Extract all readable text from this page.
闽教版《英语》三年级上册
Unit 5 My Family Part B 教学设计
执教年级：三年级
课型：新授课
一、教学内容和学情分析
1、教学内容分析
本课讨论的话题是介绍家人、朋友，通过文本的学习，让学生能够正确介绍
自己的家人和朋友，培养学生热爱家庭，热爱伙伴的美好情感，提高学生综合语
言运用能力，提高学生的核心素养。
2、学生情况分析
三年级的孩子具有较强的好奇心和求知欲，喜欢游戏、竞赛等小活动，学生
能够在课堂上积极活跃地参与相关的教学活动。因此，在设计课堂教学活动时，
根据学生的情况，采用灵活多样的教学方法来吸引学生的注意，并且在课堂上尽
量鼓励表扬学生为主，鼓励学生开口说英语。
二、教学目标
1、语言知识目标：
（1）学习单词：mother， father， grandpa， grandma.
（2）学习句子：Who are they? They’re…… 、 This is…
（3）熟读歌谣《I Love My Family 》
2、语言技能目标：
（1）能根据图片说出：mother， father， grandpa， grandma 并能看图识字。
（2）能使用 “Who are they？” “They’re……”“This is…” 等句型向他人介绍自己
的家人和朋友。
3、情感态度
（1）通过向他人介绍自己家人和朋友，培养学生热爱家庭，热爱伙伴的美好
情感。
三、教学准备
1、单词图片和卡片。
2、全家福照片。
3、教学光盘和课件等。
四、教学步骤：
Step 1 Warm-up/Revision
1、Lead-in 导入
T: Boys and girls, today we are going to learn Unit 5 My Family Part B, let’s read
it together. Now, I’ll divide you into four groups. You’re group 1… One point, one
##########
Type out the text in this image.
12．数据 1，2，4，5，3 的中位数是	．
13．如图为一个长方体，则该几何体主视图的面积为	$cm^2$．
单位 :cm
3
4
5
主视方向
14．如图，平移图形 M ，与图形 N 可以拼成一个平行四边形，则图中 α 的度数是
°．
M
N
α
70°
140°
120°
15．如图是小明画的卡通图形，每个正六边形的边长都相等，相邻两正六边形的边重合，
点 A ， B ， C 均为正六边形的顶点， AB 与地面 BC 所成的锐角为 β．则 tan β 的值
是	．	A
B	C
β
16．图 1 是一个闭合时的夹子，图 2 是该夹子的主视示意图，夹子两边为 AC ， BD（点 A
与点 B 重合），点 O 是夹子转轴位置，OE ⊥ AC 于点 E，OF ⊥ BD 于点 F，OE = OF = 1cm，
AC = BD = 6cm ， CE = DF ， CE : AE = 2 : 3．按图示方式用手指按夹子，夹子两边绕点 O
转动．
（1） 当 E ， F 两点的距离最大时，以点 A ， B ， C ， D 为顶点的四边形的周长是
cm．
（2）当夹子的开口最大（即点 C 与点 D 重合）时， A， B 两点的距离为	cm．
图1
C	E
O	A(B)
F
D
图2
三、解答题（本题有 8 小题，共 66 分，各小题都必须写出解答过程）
##########
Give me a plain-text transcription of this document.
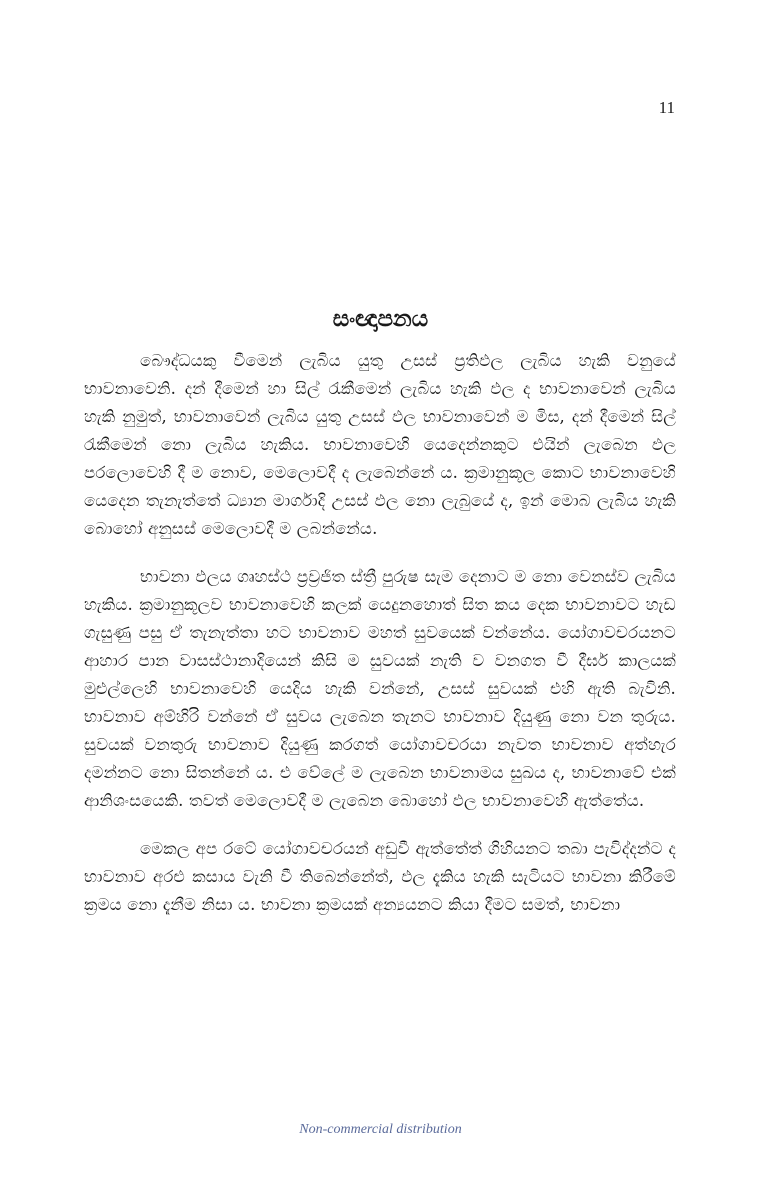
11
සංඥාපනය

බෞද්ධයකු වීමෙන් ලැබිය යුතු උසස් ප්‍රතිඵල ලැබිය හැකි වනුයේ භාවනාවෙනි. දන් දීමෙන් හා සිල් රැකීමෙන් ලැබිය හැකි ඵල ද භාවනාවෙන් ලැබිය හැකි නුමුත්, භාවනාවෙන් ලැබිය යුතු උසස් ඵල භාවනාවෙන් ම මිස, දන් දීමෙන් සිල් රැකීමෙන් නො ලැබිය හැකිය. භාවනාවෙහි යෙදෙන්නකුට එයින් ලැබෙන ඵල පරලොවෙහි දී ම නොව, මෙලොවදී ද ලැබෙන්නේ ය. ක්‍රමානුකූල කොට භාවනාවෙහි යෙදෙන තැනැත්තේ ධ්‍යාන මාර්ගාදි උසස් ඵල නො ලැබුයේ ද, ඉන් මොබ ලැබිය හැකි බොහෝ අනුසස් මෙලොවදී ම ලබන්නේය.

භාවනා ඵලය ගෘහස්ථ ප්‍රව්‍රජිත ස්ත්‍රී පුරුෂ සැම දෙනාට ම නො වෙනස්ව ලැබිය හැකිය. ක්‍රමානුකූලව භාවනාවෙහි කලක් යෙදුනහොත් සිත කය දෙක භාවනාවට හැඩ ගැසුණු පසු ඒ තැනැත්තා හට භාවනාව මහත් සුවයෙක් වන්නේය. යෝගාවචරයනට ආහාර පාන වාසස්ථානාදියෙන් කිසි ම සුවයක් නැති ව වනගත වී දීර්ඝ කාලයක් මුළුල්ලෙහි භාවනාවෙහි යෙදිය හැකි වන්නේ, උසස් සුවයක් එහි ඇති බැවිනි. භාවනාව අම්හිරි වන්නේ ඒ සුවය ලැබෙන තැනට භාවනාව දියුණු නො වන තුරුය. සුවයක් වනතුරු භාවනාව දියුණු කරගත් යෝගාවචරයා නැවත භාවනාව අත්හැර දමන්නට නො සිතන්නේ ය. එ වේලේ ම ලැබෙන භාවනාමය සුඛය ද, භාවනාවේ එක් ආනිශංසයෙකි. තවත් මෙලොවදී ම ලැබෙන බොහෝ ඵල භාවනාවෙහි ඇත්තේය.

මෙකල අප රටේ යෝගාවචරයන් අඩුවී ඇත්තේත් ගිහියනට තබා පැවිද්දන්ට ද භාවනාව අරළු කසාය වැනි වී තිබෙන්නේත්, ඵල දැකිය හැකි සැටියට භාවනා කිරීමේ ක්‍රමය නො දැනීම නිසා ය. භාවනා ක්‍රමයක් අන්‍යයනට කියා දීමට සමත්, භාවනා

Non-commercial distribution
##########
What you should do:
Return every line from the records above that holds the word "培养学生热爱家庭".

Solution to this exercise:
自己的家人和朋友，培养学生热爱家庭，热爱伙伴的美好情感，提高学生综合语
（1）通过向他人介绍自己家人和朋友，培养学生热爱家庭，热爱伙伴的美好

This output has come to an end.